▸ **WHAT TO DO**
Write out the complete material exactly as it stands.
:: INFORMATION GIVEN
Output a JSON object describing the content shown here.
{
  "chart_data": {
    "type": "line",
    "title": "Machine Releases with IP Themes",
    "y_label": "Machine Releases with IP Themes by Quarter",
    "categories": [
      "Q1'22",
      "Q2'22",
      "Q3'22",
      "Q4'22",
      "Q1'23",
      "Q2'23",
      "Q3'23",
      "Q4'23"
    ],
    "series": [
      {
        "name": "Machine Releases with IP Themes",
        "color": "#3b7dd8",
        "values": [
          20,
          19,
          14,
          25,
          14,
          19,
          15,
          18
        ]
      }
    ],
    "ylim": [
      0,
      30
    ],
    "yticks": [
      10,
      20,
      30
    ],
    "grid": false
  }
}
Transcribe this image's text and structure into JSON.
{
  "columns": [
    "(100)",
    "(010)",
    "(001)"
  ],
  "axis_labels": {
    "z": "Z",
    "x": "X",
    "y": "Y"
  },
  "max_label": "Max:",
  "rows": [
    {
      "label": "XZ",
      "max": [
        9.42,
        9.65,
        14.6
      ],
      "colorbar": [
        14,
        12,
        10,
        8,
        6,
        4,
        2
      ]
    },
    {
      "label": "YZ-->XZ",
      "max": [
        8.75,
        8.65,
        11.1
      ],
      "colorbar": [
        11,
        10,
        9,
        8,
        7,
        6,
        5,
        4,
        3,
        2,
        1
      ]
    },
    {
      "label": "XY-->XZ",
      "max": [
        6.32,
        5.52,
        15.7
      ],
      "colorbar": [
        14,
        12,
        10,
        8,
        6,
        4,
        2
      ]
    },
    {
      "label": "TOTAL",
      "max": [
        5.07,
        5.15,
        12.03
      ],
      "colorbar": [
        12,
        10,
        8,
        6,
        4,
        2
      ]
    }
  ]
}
::::
▸ **FINAL RESULT**
Output a JSON object describing the content shown here.
{
  "chart_data": {
    "type": "line",
    "title": "Machine Releases with IP Themes",
    "y_label": "Machine Releases with IP Themes by Quarter",
    "categories": [
      "Q1'22",
      "Q2'22",
      "Q3'22",
      "Q4'22",
      "Q1'23",
      "Q2'23",
      "Q3'23",
      "Q4'23"
    ],
    "series": [
      {
        "name": "Machine Releases with IP Themes",
        "color": "#3b7dd8",
        "values": [
          20,
          19,
          14,
          25,
          14,
          19,
          15,
          18
        ]
      }
    ],
    "ylim": [
      0,
      30
    ],
    "yticks": [
      10,
      20,
      30
    ],
    "grid": false
  }
}
Transcribe this image's text and structure into JSON.
{
  "columns": [
    "(100)",
    "(010)",
    "(001)"
  ],
  "axis_labels": {
    "z": "Z",
    "x": "X",
    "y": "Y"
  },
  "max_label": "Max:",
  "rows": [
    {
      "label": "XZ",
      "max": [
        9.42,
        9.65,
        14.6
      ],
      "colorbar": [
        14,
        12,
        10,
        8,
        6,
        4,
        2
      ]
    },
    {
      "label": "YZ-->XZ",
      "max": [
        8.75,
        8.65,
        11.1
      ],
      "colorbar": [
        11,
        10,
        9,
        8,
        7,
        6,
        5,
        4,
        3,
        2,
        1
      ]
    },
    {
      "label": "XY-->XZ",
      "max": [
        6.32,
        5.52,
        15.7
      ],
      "colorbar": [
        14,
        12,
        10,
        8,
        6,
        4,
        2
      ]
    },
    {
      "label": "TOTAL",
      "max": [
        5.07,
        5.15,
        12.03
      ],
      "colorbar": [
        12,
        10,
        8,
        6,
        4,
        2
      ]
    }
  ]
}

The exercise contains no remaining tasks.